### Listed records

>> START

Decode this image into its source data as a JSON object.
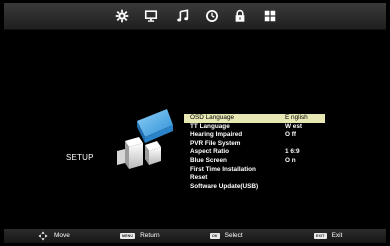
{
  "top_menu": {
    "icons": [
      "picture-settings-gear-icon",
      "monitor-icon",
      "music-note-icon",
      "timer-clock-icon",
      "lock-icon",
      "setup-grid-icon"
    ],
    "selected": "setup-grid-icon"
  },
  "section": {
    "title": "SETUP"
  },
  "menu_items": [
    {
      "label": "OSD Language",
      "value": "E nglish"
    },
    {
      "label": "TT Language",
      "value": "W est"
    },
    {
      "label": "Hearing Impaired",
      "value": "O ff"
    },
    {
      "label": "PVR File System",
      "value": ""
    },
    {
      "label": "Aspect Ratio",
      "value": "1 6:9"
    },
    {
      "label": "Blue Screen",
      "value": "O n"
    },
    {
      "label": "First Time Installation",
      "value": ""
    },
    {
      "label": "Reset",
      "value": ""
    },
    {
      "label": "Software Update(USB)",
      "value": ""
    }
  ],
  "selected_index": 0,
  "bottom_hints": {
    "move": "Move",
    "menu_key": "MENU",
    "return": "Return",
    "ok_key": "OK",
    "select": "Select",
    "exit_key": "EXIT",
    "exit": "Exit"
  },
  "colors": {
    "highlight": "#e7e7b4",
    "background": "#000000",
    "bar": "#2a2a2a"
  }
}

>> END
>> START

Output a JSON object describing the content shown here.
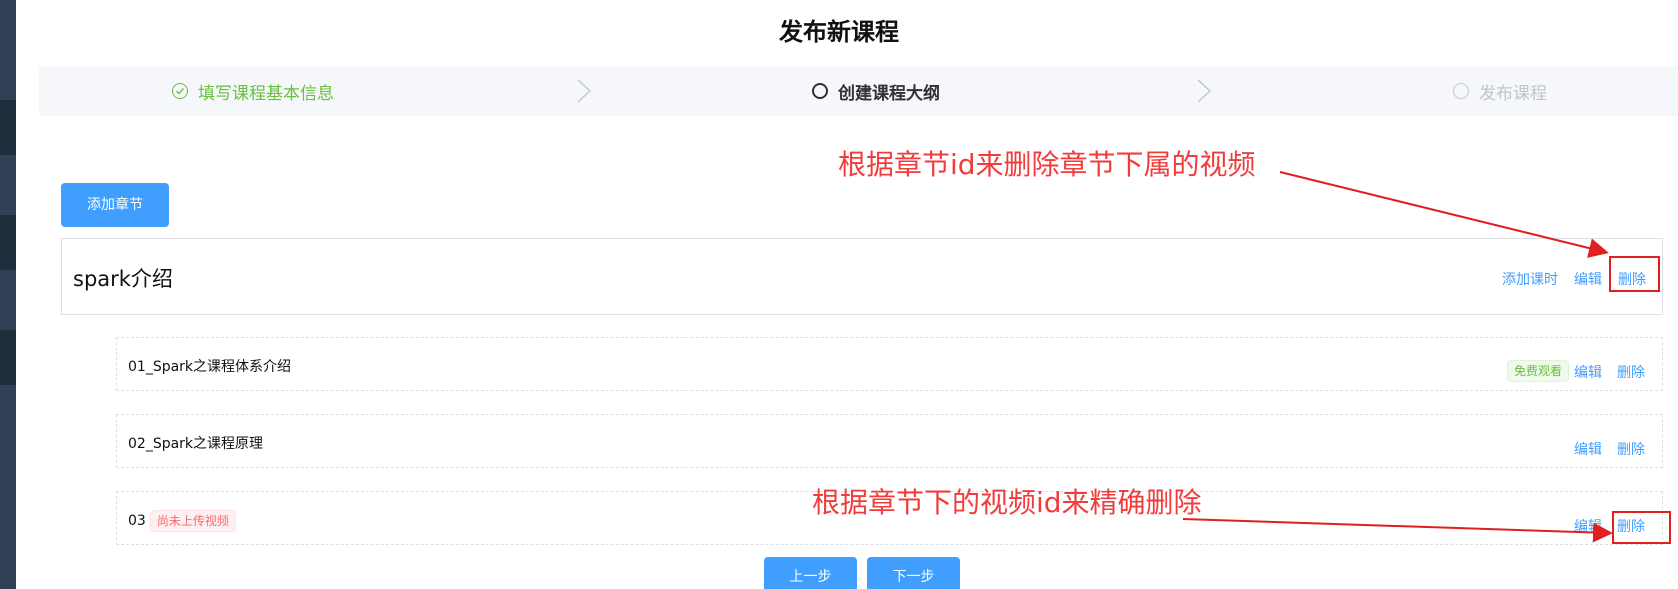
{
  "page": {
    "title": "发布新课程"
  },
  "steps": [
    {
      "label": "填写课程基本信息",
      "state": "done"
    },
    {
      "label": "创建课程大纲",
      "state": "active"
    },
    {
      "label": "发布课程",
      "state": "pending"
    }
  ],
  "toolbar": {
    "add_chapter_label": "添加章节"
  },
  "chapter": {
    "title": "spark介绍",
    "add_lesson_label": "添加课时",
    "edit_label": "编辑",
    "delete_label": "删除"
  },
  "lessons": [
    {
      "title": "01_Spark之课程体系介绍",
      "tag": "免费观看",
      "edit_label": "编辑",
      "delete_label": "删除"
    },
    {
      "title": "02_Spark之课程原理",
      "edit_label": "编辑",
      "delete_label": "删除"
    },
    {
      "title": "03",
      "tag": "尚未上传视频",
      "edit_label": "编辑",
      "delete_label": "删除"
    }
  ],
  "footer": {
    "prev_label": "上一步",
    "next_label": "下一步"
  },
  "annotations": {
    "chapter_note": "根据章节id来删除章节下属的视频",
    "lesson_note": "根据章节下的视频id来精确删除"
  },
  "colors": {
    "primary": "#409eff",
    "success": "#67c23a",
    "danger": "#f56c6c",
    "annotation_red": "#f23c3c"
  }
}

>> END

### What is asked
Search the data above for lines holding "title" and copy each of them.

### Reply to the task
    "title": "SETUP"
    "title": "发布新课程"
    "title": "spark介绍",
      "title": "01_Spark之课程体系介绍",
      "title": "02_Spark之课程原理",
      "title": "03",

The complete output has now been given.